> _The records_

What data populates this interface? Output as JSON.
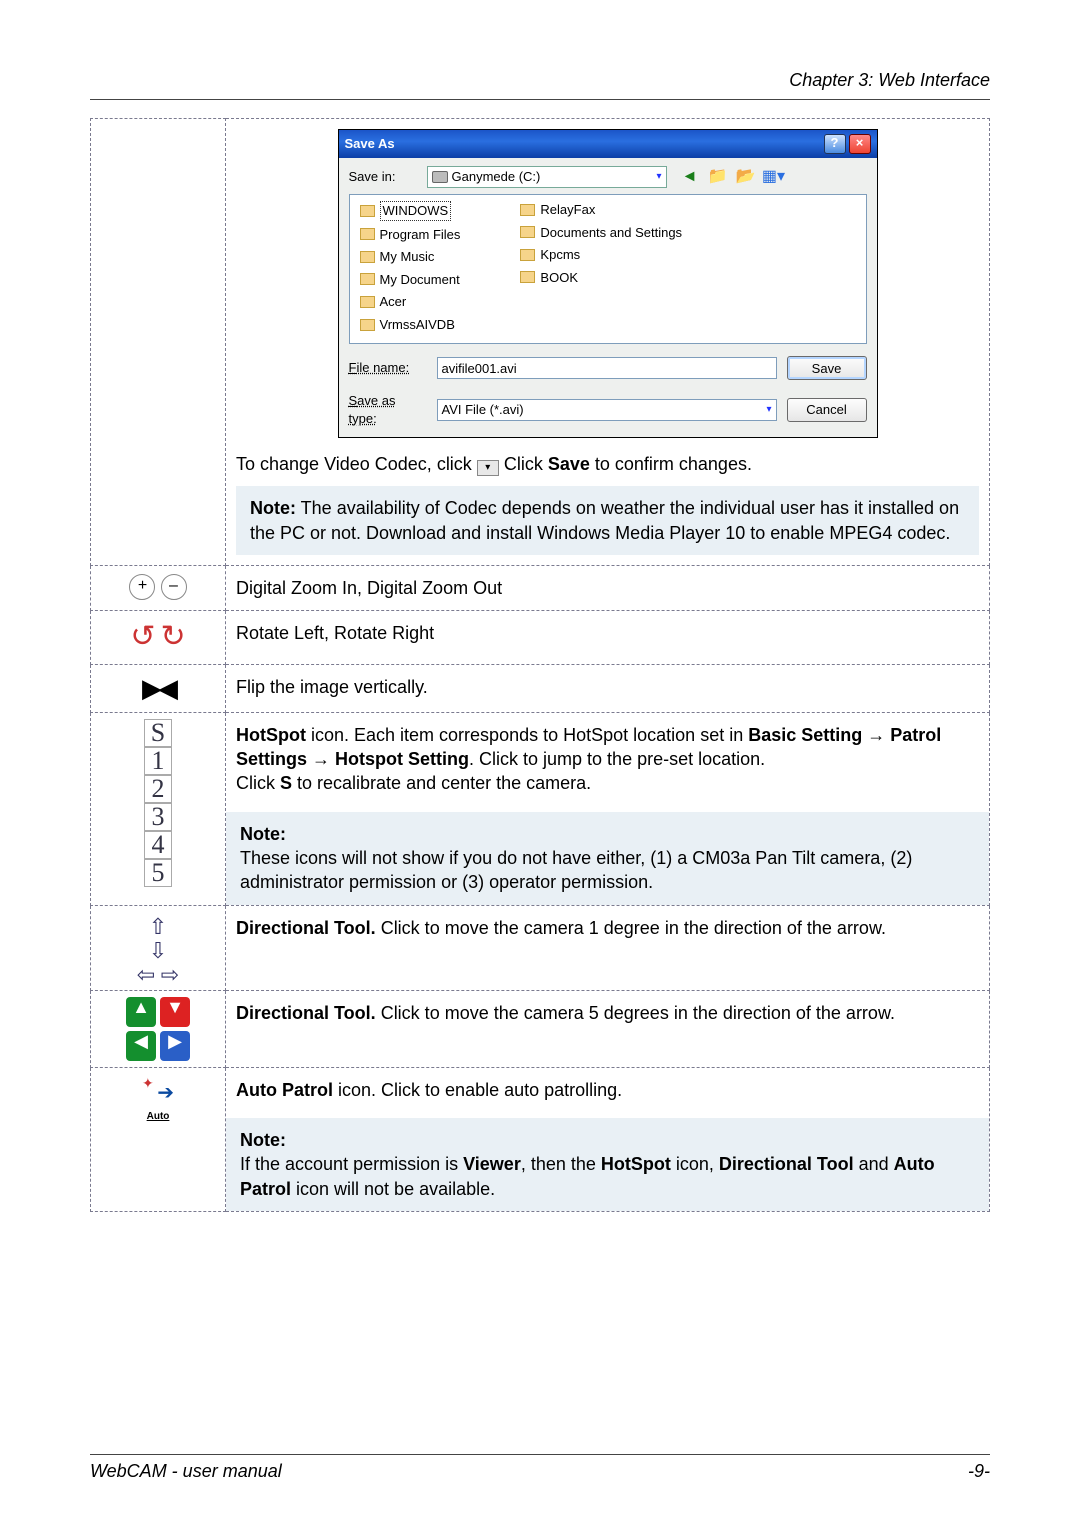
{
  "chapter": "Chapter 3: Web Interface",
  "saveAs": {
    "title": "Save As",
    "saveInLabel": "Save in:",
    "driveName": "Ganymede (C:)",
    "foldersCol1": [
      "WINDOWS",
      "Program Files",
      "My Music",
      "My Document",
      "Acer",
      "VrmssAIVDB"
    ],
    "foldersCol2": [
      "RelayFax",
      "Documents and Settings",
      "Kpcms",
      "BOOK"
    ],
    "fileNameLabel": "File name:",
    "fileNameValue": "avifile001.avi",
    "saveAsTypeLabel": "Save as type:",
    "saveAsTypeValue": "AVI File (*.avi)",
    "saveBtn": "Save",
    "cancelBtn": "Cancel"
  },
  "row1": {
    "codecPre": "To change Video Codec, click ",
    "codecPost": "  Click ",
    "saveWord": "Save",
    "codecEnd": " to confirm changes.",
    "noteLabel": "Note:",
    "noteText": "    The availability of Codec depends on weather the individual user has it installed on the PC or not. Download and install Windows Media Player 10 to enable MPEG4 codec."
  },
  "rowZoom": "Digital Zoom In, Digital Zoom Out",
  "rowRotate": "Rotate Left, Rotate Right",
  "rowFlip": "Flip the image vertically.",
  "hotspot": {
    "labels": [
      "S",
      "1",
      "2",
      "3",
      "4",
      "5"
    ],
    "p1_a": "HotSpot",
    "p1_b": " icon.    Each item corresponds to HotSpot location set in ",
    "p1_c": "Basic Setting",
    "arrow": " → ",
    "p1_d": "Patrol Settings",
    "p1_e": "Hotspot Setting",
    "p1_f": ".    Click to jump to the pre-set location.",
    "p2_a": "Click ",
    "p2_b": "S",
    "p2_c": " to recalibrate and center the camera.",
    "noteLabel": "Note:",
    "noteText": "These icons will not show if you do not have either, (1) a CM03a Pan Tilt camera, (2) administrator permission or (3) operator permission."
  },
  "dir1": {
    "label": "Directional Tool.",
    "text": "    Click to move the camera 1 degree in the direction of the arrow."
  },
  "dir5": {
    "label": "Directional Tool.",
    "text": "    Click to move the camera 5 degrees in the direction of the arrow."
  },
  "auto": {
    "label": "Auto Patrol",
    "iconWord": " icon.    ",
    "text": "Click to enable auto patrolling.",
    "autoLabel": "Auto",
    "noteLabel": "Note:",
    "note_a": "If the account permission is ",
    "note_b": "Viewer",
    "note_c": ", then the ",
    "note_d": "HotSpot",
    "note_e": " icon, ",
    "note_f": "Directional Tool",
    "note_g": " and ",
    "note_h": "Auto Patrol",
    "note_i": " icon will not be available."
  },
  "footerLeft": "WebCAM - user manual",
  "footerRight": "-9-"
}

> _Task requirements_
Check each line of the entries for the string "location". Copy the lines that have it.

> _Answer to this problem_
    "p1_b": " icon.    Each item corresponds to HotSpot location set in ",
    "p1_f": ".    Click to jump to the pre-set location.",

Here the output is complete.